====== Given data

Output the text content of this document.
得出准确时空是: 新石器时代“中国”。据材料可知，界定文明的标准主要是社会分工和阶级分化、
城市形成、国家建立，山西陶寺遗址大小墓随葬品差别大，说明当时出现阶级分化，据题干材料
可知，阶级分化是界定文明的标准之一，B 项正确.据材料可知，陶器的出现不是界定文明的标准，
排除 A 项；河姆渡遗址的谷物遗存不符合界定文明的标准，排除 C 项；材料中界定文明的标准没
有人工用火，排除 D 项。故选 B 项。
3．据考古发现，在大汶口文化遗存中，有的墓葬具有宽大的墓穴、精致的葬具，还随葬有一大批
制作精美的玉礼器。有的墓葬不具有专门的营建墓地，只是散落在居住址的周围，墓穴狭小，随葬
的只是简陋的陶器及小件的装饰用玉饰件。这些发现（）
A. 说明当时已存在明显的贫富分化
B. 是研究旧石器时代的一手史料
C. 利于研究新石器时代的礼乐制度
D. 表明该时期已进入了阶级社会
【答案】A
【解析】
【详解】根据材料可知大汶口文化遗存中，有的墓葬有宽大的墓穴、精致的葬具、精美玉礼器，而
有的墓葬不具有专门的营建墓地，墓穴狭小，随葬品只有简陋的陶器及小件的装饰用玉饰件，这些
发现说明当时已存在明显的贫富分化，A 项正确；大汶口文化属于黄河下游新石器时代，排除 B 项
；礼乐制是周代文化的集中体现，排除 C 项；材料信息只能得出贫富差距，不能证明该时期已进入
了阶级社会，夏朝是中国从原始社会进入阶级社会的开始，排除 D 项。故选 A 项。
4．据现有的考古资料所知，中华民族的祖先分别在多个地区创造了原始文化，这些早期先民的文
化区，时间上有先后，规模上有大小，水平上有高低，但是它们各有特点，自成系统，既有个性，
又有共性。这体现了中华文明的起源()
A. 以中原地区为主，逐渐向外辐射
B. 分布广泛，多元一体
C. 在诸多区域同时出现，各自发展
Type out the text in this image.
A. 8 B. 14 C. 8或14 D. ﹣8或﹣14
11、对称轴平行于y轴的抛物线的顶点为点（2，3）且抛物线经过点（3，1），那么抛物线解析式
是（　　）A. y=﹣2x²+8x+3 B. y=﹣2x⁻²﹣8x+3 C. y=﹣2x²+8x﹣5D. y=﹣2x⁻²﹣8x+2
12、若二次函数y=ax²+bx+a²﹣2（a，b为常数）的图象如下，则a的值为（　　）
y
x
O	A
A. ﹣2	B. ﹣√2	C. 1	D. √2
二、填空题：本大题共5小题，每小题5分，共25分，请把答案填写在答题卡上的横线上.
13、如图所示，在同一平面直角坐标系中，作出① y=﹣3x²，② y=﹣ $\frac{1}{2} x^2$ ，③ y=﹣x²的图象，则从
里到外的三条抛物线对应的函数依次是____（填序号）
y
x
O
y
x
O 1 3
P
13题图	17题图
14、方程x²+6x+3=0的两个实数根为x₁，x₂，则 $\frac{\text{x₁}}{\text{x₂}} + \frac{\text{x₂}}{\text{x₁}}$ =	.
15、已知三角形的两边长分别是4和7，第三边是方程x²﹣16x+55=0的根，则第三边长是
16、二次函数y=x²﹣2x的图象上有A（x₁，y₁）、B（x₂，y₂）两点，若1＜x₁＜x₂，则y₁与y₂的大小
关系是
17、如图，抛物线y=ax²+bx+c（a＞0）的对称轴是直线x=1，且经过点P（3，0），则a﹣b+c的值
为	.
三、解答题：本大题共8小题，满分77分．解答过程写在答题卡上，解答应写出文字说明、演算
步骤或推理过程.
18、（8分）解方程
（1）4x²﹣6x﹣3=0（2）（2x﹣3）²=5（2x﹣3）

============

Work instructions:
Identify lines with the string "有的墓葬不具有专门的营建墓地". Copy each one.

Reply:
制作精美的玉礼器。有的墓葬不具有专门的营建墓地，只是散落在居住址的周围，墓穴狭小，随葬
有的墓葬不具有专门的营建墓地，墓穴狭小，随葬品只有简陋的陶器及小件的装饰用玉饰件，这些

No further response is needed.